* [What the exercise asks] Rewrite everything from the start of the material down to the line containing "Text: Real per", inclusive, as a numbered list without blank lines.

* [Provided data]
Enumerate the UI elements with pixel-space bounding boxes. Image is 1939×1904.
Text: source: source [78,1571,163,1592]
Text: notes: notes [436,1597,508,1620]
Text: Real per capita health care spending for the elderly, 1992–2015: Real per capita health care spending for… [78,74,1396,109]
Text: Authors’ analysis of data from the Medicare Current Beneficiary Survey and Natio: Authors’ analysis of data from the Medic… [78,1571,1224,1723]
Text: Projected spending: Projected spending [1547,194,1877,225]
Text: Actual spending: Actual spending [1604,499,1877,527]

* [Solution for this exercise]
1. Enumerate the UI elements with pixel-space bounding boxes. Image is 1939×1904.
2. Text: source: source [78,1571,163,1592]
3. Text: notes: notes [436,1597,508,1620]
4. Text: Real per capita health care spending for the elderly, 1992–2015: Real per capita health care spending for… [78,74,1396,109]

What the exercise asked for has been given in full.